What is being asked: Repeat the listing word for word. No pictures belong in the copy.

Data shown:
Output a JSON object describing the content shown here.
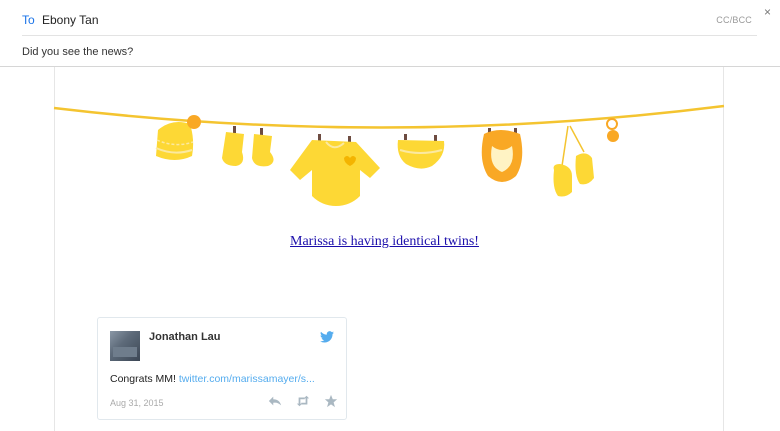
{
  "compose": {
    "to_label": "To",
    "recipient": "Ebony Tan",
    "ccbcc": "CC/BCC",
    "close_icon": "×",
    "subject": "Did you see the news?"
  },
  "email": {
    "link_text": "Marissa is having identical twins!"
  },
  "tweet": {
    "author": "Jonathan Lau",
    "text": "Congrats MM! ",
    "link": "twitter.com/marissamayer/s...",
    "date": "Aug 31, 2015",
    "icons": [
      "twitter-bird-icon",
      "reply-icon",
      "retweet-icon",
      "favorite-icon"
    ]
  },
  "colors": {
    "accent": "#1a73e8",
    "baby_yellow": "#fdd835",
    "twitter_blue": "#55acee"
  }
}
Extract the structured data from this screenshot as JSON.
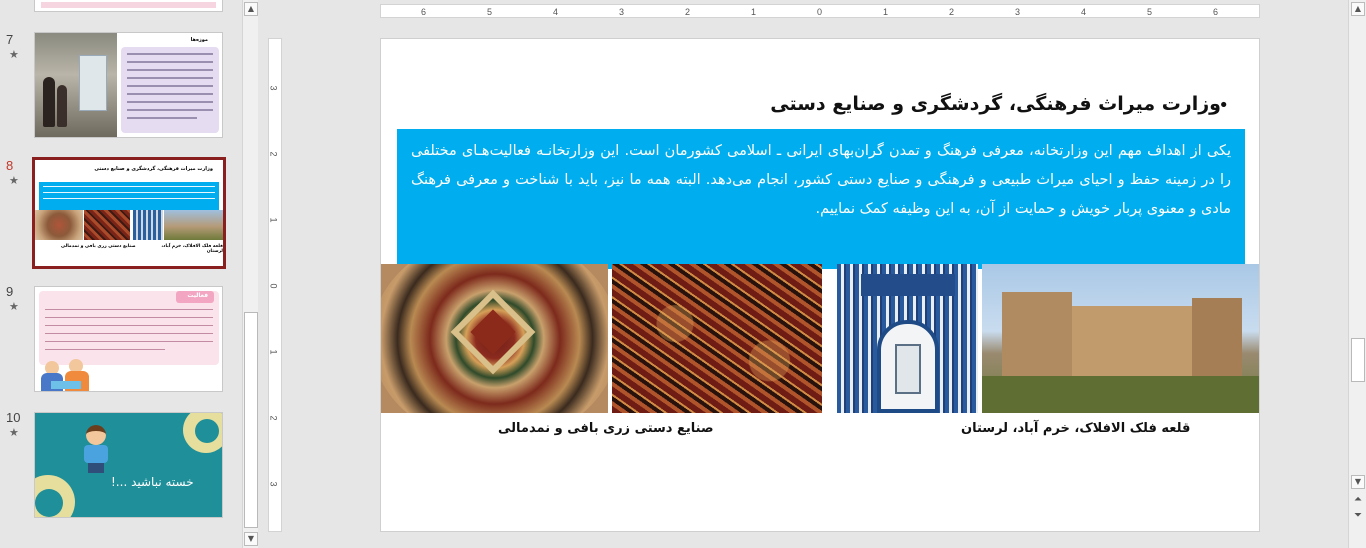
{
  "thumbnails": [
    {
      "number": "7",
      "star": "★",
      "heading": "موزه‌ها"
    },
    {
      "number": "8",
      "star": "★",
      "heading": "وزارت میراث فرهنگی، گردشگری و صنایع دستی",
      "caption_left": "صنایع دستی زری بافی و نمدمالی",
      "caption_right": "قلعه فلک الافلاک، خرم آباد، لرستان"
    },
    {
      "number": "9",
      "star": "★",
      "heading": "فعالیت"
    },
    {
      "number": "10",
      "star": "★",
      "heading": "خسته نباشید ...!"
    }
  ],
  "ruler": {
    "h_ticks": [
      "6",
      "5",
      "4",
      "3",
      "2",
      "1",
      "0",
      "1",
      "2",
      "3",
      "4",
      "5",
      "6"
    ],
    "v_ticks": [
      "3",
      "2",
      "1",
      "0",
      "1",
      "2",
      "3"
    ]
  },
  "slide": {
    "bullet": "•",
    "title": "وزارت میراث فرهنگی، گردشگری و صنایع دستی",
    "paragraph": "یکی از اهداف مهم این وزارتخانه، معرفی فرهنگ و تمدن گران‌بهای ایرانی ـ اسلامی کشورمان است. این وزارتخانـه فعالیت‌هـای مختلفی را در زمینه حفظ و احیای میراث طبیعی و فرهنگی و صنایع دستی کشور، انجام می‌دهد. البته همه ما نیز، باید با شناخت و معرفی فرهنگ مادی و معنوی پربار خویش و حمایت از آن، به این وظیفه کمک نماییم.",
    "caption_left": "صنایع دستی زری بافی و نمدمالی",
    "caption_right": "قلعه فلک الافلاک، خرم آباد، لرستان"
  },
  "colors": {
    "blue": "#00aeef",
    "selected_border": "#8a1f1f",
    "active_number": "#c0392b"
  }
}
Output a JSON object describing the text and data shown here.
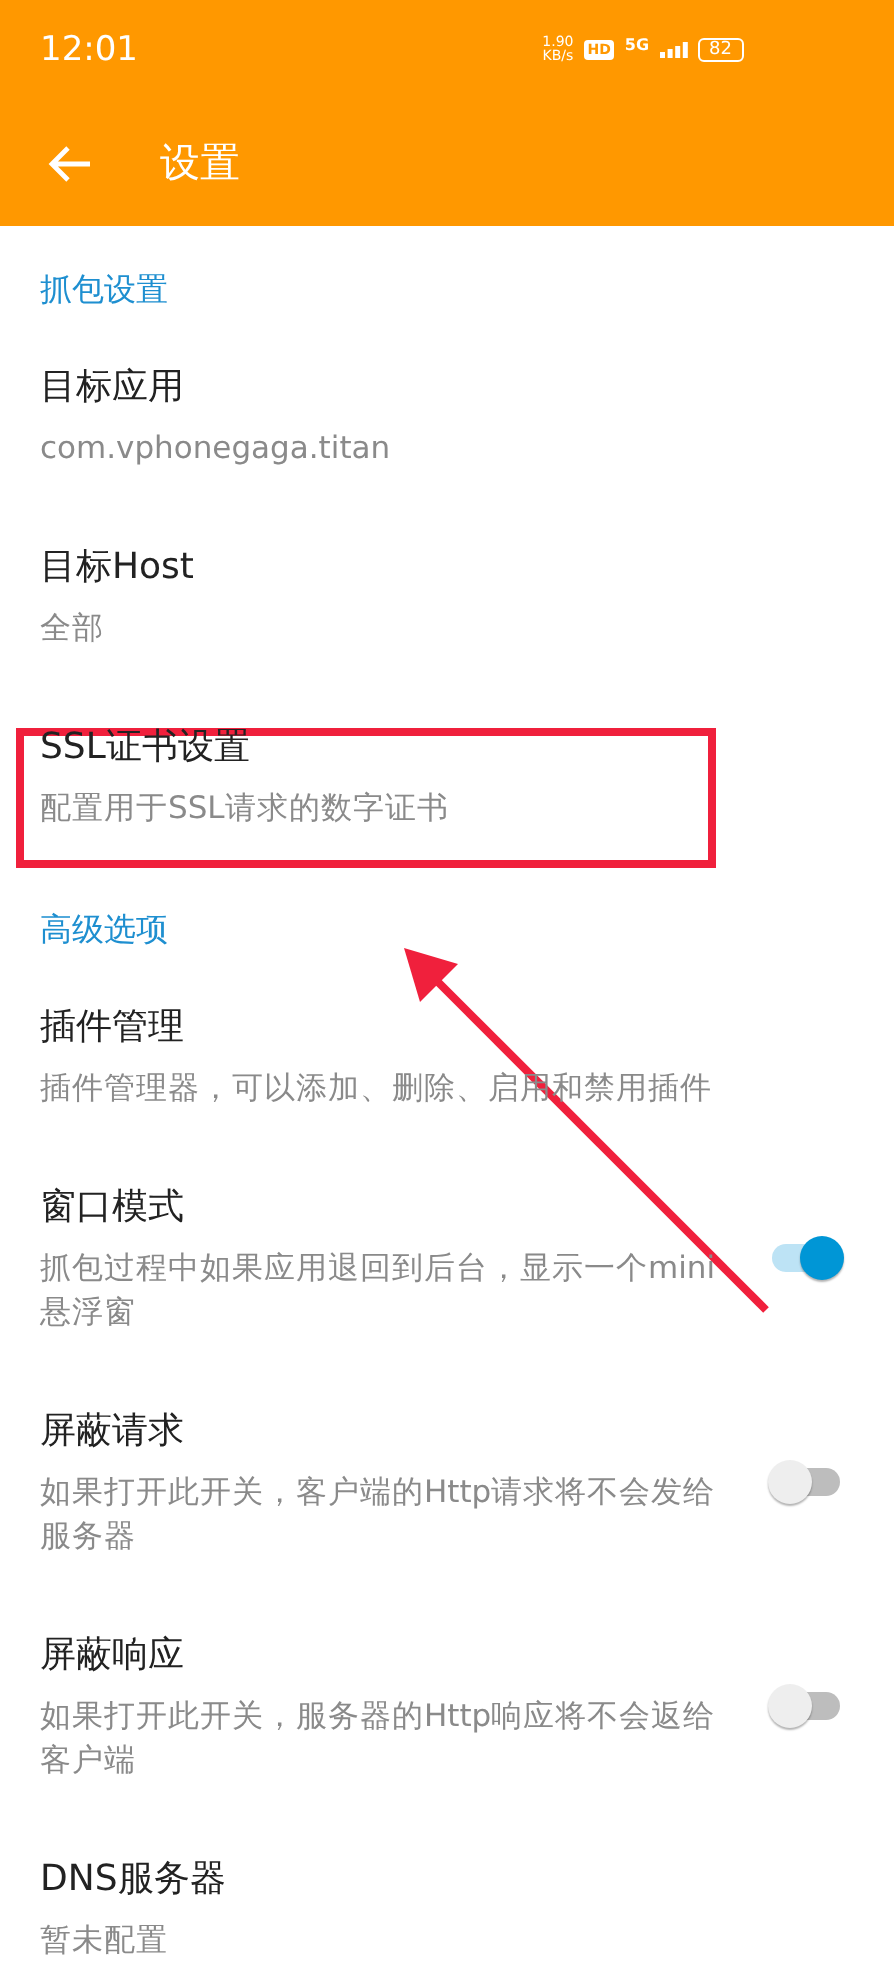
{
  "status_bar": {
    "time": "12:01",
    "speed": "1.90",
    "speed_unit": "KB/s",
    "hd": "HD",
    "network": "5G",
    "battery": "82"
  },
  "app_bar": {
    "title": "设置"
  },
  "sections": [
    {
      "header": "抓包设置",
      "items": [
        {
          "title": "目标应用",
          "subtitle": "com.vphonegaga.titan",
          "kind": "plain"
        },
        {
          "title": "目标Host",
          "subtitle": "全部",
          "kind": "plain"
        },
        {
          "title": "SSL证书设置",
          "subtitle": "配置用于SSL请求的数字证书",
          "kind": "plain",
          "highlighted": true
        }
      ]
    },
    {
      "header": "高级选项",
      "items": [
        {
          "title": "插件管理",
          "subtitle": "插件管理器，可以添加、删除、启用和禁用插件",
          "kind": "plain"
        },
        {
          "title": "窗口模式",
          "subtitle": "抓包过程中如果应用退回到后台，显示一个mini悬浮窗",
          "kind": "switch",
          "on": true
        },
        {
          "title": "屏蔽请求",
          "subtitle": "如果打开此开关，客户端的Http请求将不会发给服务器",
          "kind": "switch",
          "on": false
        },
        {
          "title": "屏蔽响应",
          "subtitle": "如果打开此开关，服务器的Http响应将不会返给客户端",
          "kind": "switch",
          "on": false
        },
        {
          "title": "DNS服务器",
          "subtitle": "暂未配置",
          "kind": "plain"
        }
      ]
    }
  ]
}
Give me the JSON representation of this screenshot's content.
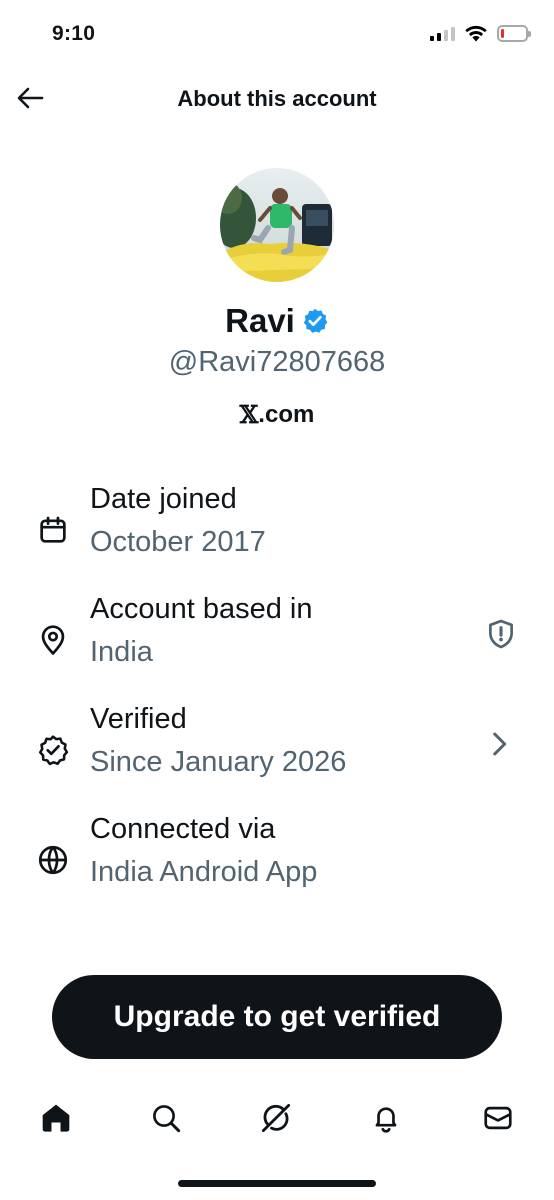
{
  "status_bar": {
    "time": "9:10",
    "signal_bars_on": 2,
    "signal_bars_total": 4,
    "battery_level": 0.15,
    "battery_color": "#e0312f"
  },
  "header": {
    "title": "About this account",
    "back_icon": "arrow-left-icon"
  },
  "profile": {
    "name": "Ravi",
    "verified_badge_color": "#1d9bf0",
    "handle": "@Ravi72807668",
    "site_mark": "𝕏",
    "site_suffix": ".com"
  },
  "info": [
    {
      "icon": "calendar-icon",
      "title": "Date joined",
      "value": "October 2017"
    },
    {
      "icon": "location-pin-icon",
      "title": "Account based in",
      "value": "India",
      "trailing_icon": "shield-alert-icon"
    },
    {
      "icon": "verified-badge-outline-icon",
      "title": "Verified",
      "value": "Since January 2026",
      "trailing_icon": "chevron-right-icon"
    },
    {
      "icon": "globe-icon",
      "title": "Connected via",
      "value": "India Android App"
    }
  ],
  "cta": {
    "label": "Upgrade to get verified"
  },
  "tab_bar": {
    "tabs": [
      "home-icon",
      "search-icon",
      "grok-icon",
      "notifications-bell-icon",
      "messages-envelope-icon"
    ],
    "active": "home-icon"
  },
  "colors": {
    "text_primary": "#0f1419",
    "text_secondary": "#536471",
    "button_bg": "#0f1419"
  }
}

Response for this exercise:
Output a JSON object describing the content shown here.
{
  "compose": {
    "to_label": "To",
    "recipient": "Ebony Tan",
    "ccbcc": "CC/BCC",
    "close_icon": "×",
    "subject": "Did you see the news?"
  },
  "email": {
    "link_text": "Marissa is having identical twins!"
  },
  "tweet": {
    "author": "Jonathan Lau",
    "text": "Congrats MM! ",
    "link": "twitter.com/marissamayer/s...",
    "date": "Aug 31, 2015",
    "icons": [
      "twitter-bird-icon",
      "reply-icon",
      "retweet-icon",
      "favorite-icon"
    ]
  },
  "colors": {
    "accent": "#1a73e8",
    "baby_yellow": "#fdd835",
    "twitter_blue": "#55acee"
  }
}
Extract the structured data from this screenshot as JSON.
{
  "thumbnails": [
    {
      "number": "7",
      "star": "★",
      "heading": "موزه‌ها"
    },
    {
      "number": "8",
      "star": "★",
      "heading": "وزارت میراث فرهنگی، گردشگری و صنایع دستی",
      "caption_left": "صنایع دستی زری بافی و نمدمالی",
      "caption_right": "قلعه فلک الافلاک، خرم آباد، لرستان"
    },
    {
      "number": "9",
      "star": "★",
      "heading": "فعالیت"
    },
    {
      "number": "10",
      "star": "★",
      "heading": "خسته نباشید ...!"
    }
  ],
  "ruler": {
    "h_ticks": [
      "6",
      "5",
      "4",
      "3",
      "2",
      "1",
      "0",
      "1",
      "2",
      "3",
      "4",
      "5",
      "6"
    ],
    "v_ticks": [
      "3",
      "2",
      "1",
      "0",
      "1",
      "2",
      "3"
    ]
  },
  "slide": {
    "bullet": "•",
    "title": "وزارت میراث فرهنگی، گردشگری و صنایع دستی",
    "paragraph": "یکی از اهداف مهم این وزارتخانه، معرفی فرهنگ و تمدن گران‌بهای ایرانی ـ اسلامی کشورمان است. این وزارتخانـه فعالیت‌هـای مختلفی را در زمینه حفظ و احیای میراث طبیعی و فرهنگی و صنایع دستی کشور، انجام می‌دهد. البته همه ما نیز، باید با شناخت و معرفی فرهنگ مادی و معنوی پربار خویش و حمایت از آن، به این وظیفه کمک نماییم.",
    "caption_left": "صنایع دستی زری بافی و نمدمالی",
    "caption_right": "قلعه فلک الافلاک، خرم آباد، لرستان"
  },
  "colors": {
    "blue": "#00aeef",
    "selected_border": "#8a1f1f",
    "active_number": "#c0392b"
  }
}
Output a JSON object describing the text and data shown here.
{
  "status_bar": {
    "time": "12:01",
    "speed": "1.90",
    "speed_unit": "KB/s",
    "hd": "HD",
    "network": "5G",
    "battery": "82"
  },
  "app_bar": {
    "title": "设置"
  },
  "sections": [
    {
      "header": "抓包设置",
      "items": [
        {
          "title": "目标应用",
          "subtitle": "com.vphonegaga.titan",
          "kind": "plain"
        },
        {
          "title": "目标Host",
          "subtitle": "全部",
          "kind": "plain"
        },
        {
          "title": "SSL证书设置",
          "subtitle": "配置用于SSL请求的数字证书",
          "kind": "plain",
          "highlighted": true
        }
      ]
    },
    {
      "header": "高级选项",
      "items": [
        {
          "title": "插件管理",
          "subtitle": "插件管理器，可以添加、删除、启用和禁用插件",
          "kind": "plain"
        },
        {
          "title": "窗口模式",
          "subtitle": "抓包过程中如果应用退回到后台，显示一个mini悬浮窗",
          "kind": "switch",
          "on": true
        },
        {
          "title": "屏蔽请求",
          "subtitle": "如果打开此开关，客户端的Http请求将不会发给服务器",
          "kind": "switch",
          "on": false
        },
        {
          "title": "屏蔽响应",
          "subtitle": "如果打开此开关，服务器的Http响应将不会返给客户端",
          "kind": "switch",
          "on": false
        },
        {
          "title": "DNS服务器",
          "subtitle": "暂未配置",
          "kind": "plain"
        }
      ]
    }
  ]
}
Give me the JSON representation of this screenshot's content.
{
  "status_bar": {
    "time": "9:10",
    "signal_bars_on": 2,
    "signal_bars_total": 4,
    "battery_level": 0.15,
    "battery_color": "#e0312f"
  },
  "header": {
    "title": "About this account",
    "back_icon": "arrow-left-icon"
  },
  "profile": {
    "name": "Ravi",
    "verified_badge_color": "#1d9bf0",
    "handle": "@Ravi72807668",
    "site_mark": "𝕏",
    "site_suffix": ".com"
  },
  "info": [
    {
      "icon": "calendar-icon",
      "title": "Date joined",
      "value": "October 2017"
    },
    {
      "icon": "location-pin-icon",
      "title": "Account based in",
      "value": "India",
      "trailing_icon": "shield-alert-icon"
    },
    {
      "icon": "verified-badge-outline-icon",
      "title": "Verified",
      "value": "Since January 2026",
      "trailing_icon": "chevron-right-icon"
    },
    {
      "icon": "globe-icon",
      "title": "Connected via",
      "value": "India Android App"
    }
  ],
  "cta": {
    "label": "Upgrade to get verified"
  },
  "tab_bar": {
    "tabs": [
      "home-icon",
      "search-icon",
      "grok-icon",
      "notifications-bell-icon",
      "messages-envelope-icon"
    ],
    "active": "home-icon"
  },
  "colors": {
    "text_primary": "#0f1419",
    "text_secondary": "#536471",
    "button_bg": "#0f1419"
  }
}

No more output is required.